Dataset excerpts
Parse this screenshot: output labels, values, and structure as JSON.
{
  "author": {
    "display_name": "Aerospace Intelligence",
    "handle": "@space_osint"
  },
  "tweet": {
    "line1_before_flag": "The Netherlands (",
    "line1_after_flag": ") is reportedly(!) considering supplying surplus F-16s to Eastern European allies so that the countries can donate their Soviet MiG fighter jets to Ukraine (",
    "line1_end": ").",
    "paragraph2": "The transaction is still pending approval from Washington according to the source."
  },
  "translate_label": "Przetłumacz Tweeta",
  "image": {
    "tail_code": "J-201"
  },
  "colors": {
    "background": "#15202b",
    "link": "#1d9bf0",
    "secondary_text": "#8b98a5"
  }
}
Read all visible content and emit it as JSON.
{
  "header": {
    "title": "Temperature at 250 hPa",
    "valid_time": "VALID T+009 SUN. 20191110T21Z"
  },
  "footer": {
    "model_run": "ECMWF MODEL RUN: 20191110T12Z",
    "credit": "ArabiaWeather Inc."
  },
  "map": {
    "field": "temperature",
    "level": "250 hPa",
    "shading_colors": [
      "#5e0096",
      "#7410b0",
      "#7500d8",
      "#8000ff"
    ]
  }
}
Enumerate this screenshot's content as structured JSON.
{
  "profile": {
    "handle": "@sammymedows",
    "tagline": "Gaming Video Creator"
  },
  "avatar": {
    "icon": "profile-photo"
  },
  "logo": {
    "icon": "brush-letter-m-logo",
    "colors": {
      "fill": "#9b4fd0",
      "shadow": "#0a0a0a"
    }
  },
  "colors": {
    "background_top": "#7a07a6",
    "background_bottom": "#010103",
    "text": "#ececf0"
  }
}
* * *
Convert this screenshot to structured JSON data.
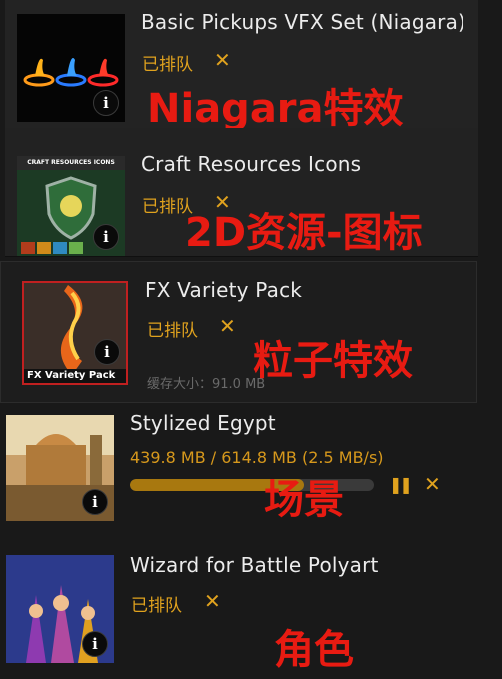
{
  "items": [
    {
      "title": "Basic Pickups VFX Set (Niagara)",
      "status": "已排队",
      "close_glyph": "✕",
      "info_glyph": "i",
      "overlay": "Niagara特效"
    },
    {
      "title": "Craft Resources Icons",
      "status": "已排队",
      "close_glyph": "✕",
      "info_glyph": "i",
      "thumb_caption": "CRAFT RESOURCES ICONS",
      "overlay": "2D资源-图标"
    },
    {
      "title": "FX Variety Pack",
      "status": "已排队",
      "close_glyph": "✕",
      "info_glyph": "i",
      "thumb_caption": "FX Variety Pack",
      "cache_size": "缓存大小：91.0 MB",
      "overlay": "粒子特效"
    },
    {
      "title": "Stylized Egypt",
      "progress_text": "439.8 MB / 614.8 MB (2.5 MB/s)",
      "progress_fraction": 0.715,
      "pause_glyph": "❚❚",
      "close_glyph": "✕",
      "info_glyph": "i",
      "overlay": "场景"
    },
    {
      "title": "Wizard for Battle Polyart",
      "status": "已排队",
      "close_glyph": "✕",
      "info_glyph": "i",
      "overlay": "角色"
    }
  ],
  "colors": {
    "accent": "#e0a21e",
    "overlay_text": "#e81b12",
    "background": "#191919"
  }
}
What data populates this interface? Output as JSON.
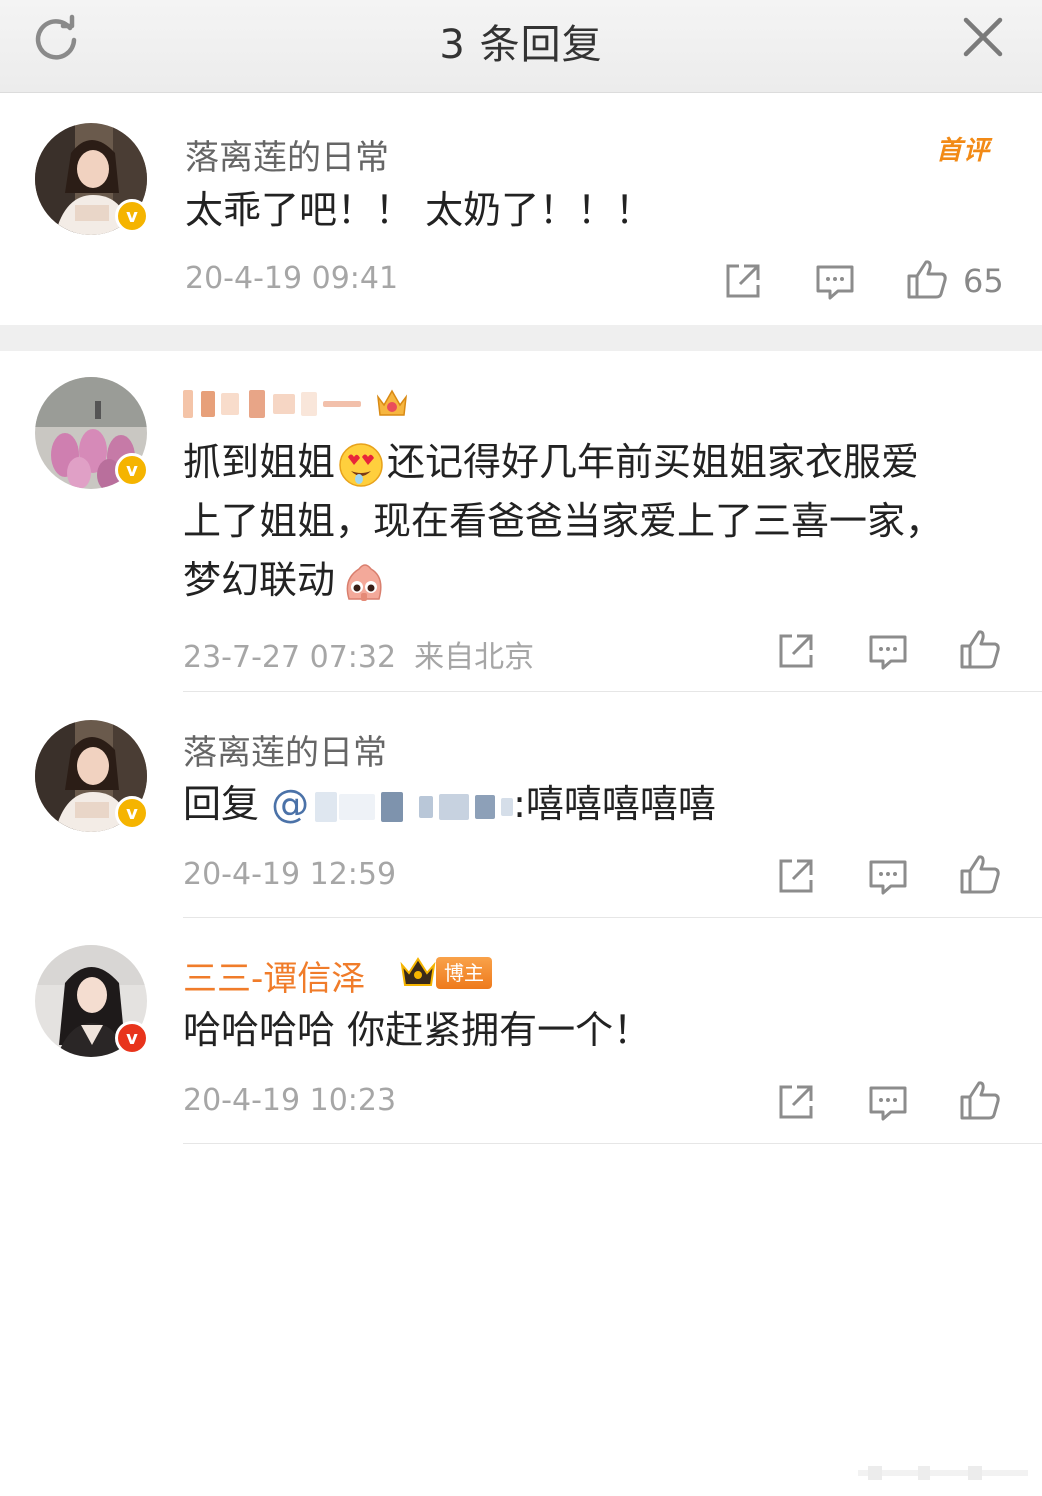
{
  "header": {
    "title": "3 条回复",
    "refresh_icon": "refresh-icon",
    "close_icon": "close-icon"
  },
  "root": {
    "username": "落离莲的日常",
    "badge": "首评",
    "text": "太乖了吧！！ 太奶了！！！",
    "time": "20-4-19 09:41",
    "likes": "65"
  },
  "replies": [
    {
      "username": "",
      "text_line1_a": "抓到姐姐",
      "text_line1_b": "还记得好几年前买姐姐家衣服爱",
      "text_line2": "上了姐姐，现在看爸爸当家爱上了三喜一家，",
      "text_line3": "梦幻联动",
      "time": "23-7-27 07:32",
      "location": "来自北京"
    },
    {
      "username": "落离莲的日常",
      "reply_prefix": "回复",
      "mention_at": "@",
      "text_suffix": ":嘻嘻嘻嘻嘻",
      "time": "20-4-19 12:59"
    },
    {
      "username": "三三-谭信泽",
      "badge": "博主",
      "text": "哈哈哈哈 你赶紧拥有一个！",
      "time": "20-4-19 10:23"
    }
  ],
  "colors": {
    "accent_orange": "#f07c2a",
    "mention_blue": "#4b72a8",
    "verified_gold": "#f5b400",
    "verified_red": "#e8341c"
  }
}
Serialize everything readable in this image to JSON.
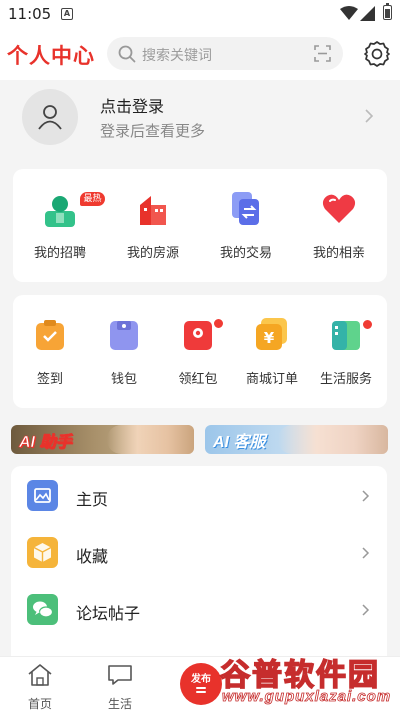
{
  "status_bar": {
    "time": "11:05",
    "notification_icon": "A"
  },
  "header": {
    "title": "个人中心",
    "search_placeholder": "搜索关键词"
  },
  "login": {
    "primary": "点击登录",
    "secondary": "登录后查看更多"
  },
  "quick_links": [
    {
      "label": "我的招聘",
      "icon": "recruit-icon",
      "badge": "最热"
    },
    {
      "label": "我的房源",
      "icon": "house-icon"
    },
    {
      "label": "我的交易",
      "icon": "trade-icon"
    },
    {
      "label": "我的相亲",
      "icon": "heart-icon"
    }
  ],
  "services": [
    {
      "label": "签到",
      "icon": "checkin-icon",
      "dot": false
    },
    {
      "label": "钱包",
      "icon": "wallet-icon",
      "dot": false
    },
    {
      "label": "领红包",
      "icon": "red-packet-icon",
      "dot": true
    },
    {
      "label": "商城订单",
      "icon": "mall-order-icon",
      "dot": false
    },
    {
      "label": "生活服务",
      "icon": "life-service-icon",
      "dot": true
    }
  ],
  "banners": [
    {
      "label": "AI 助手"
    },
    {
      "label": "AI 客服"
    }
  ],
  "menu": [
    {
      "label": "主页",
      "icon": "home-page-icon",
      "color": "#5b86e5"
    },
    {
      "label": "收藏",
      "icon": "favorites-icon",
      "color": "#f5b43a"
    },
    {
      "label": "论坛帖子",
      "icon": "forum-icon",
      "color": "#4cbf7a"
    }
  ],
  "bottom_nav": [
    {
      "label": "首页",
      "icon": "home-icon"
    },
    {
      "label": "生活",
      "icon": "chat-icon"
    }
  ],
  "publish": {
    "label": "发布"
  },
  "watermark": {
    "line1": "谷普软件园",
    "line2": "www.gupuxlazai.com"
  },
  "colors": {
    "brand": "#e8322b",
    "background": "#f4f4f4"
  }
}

## [Exercise description]
Determine the number of lines in the data that contain "structured" as a word or string, and state only that number.

## [Solution]
2